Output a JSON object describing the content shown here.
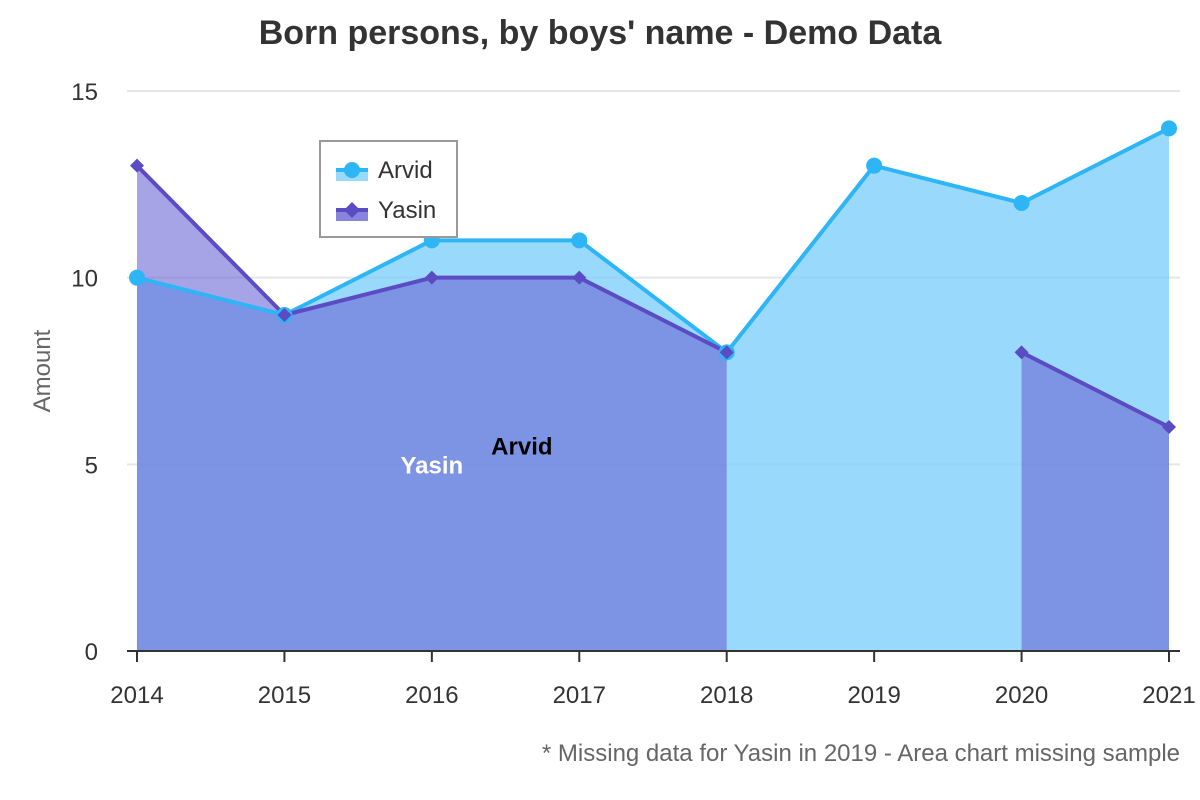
{
  "chart_data": {
    "type": "area",
    "title": "Born persons, by boys' name - Demo Data",
    "caption": "* Missing data for Yasin in 2019 - Area chart missing sample",
    "xlabel": "",
    "ylabel": "Amount",
    "categories": [
      "2014",
      "2015",
      "2016",
      "2017",
      "2018",
      "2019",
      "2020",
      "2021"
    ],
    "ylim": [
      0,
      15
    ],
    "yticks": [
      "0",
      "5",
      "10",
      "15"
    ],
    "grid": true,
    "legend": "top-left",
    "series": [
      {
        "name": "Arvid",
        "values": [
          10,
          9,
          11,
          11,
          8,
          13,
          12,
          14
        ],
        "color": "#2db5f5",
        "fill": "#7fd0fb",
        "marker": "circle"
      },
      {
        "name": "Yasin",
        "values": [
          13,
          9,
          10,
          10,
          8,
          null,
          8,
          6
        ],
        "color": "#5b4cc4",
        "fill": "#6b66d6",
        "marker": "diamond"
      }
    ],
    "annotations": [
      {
        "text": "Yasin",
        "x": "2016",
        "y": 5
      },
      {
        "text": "Arvid",
        "x": "2016",
        "y": 5.5
      }
    ]
  }
}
==========
_Exercise instructions_:
Reproduce all the records verbatim, excluding images.

_Response to the task_:
Output a JSON object describing the content shown here.
{
  "chart_data": {
    "type": "area",
    "title": "Born persons, by boys' name - Demo Data",
    "caption": "* Missing data for Yasin in 2019 - Area chart missing sample",
    "xlabel": "",
    "ylabel": "Amount",
    "categories": [
      "2014",
      "2015",
      "2016",
      "2017",
      "2018",
      "2019",
      "2020",
      "2021"
    ],
    "ylim": [
      0,
      15
    ],
    "yticks": [
      "0",
      "5",
      "10",
      "15"
    ],
    "grid": true,
    "legend": "top-left",
    "series": [
      {
        "name": "Arvid",
        "values": [
          10,
          9,
          11,
          11,
          8,
          13,
          12,
          14
        ],
        "color": "#2db5f5",
        "fill": "#7fd0fb",
        "marker": "circle"
      },
      {
        "name": "Yasin",
        "values": [
          13,
          9,
          10,
          10,
          8,
          null,
          8,
          6
        ],
        "color": "#5b4cc4",
        "fill": "#6b66d6",
        "marker": "diamond"
      }
    ],
    "annotations": [
      {
        "text": "Yasin",
        "x": "2016",
        "y": 5
      },
      {
        "text": "Arvid",
        "x": "2016",
        "y": 5.5
      }
    ]
  }
}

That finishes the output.